Direction: Copy exactly the lines from the one containing "What does this" through the last line of the records, both included, and nothing more.

Extracted information:

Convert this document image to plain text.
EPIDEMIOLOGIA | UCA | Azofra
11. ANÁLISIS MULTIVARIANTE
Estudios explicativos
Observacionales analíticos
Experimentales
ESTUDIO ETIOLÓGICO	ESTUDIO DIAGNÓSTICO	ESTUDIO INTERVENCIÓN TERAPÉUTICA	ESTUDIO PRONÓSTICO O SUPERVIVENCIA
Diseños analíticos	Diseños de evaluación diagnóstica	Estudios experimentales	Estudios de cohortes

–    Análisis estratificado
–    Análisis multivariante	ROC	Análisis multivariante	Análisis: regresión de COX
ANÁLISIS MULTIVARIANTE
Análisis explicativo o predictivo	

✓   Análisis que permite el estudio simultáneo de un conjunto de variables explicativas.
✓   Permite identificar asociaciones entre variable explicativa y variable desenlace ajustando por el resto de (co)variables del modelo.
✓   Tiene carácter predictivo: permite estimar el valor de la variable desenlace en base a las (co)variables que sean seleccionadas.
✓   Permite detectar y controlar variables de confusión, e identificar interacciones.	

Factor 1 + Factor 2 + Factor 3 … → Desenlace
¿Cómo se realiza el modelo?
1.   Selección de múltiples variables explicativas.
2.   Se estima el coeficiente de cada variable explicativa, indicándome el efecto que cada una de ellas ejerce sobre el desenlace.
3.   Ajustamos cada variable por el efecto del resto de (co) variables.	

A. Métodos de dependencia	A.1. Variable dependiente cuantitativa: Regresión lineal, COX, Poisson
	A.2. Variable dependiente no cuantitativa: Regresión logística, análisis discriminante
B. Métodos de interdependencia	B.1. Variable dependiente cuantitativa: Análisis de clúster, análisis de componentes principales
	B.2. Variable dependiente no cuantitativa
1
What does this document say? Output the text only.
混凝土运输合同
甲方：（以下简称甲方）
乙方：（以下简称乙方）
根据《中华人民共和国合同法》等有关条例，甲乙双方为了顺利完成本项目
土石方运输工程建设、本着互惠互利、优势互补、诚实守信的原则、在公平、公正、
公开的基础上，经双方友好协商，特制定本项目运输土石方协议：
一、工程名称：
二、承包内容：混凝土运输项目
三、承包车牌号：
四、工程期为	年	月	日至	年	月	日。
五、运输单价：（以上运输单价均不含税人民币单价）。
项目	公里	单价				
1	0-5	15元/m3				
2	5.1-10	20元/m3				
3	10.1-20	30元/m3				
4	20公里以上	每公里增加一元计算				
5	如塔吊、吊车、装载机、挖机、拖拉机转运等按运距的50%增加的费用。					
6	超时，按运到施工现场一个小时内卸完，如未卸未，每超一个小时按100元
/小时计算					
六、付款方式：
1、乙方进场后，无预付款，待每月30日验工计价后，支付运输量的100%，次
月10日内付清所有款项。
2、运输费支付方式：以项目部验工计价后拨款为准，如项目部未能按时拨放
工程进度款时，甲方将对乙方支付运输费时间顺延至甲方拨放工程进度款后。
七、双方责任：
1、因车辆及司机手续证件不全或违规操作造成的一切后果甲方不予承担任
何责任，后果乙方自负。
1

Output for this task:
What does this document say? Output the text only.
混凝土运输合同
甲方：（以下简称甲方）
乙方：（以下简称乙方）
根据《中华人民共和国合同法》等有关条例，甲乙双方为了顺利完成本项目
土石方运输工程建设、本着互惠互利、优势互补、诚实守信的原则、在公平、公正、
公开的基础上，经双方友好协商，特制定本项目运输土石方协议：
一、工程名称：
二、承包内容：混凝土运输项目
三、承包车牌号：
四、工程期为	年	月	日至	年	月	日。
五、运输单价：（以上运输单价均不含税人民币单价）。
项目	公里	单价				
1	0-5	15元/m3				
2	5.1-10	20元/m3				
3	10.1-20	30元/m3				
4	20公里以上	每公里增加一元计算				
5	如塔吊、吊车、装载机、挖机、拖拉机转运等按运距的50%增加的费用。					
6	超时，按运到施工现场一个小时内卸完，如未卸未，每超一个小时按100元
/小时计算					
六、付款方式：
1、乙方进场后，无预付款，待每月30日验工计价后，支付运输量的100%，次
月10日内付清所有款项。
2、运输费支付方式：以项目部验工计价后拨款为准，如项目部未能按时拨放
工程进度款时，甲方将对乙方支付运输费时间顺延至甲方拨放工程进度款后。
七、双方责任：
1、因车辆及司机手续证件不全或违规操作造成的一切后果甲方不予承担任
何责任，后果乙方自负。
1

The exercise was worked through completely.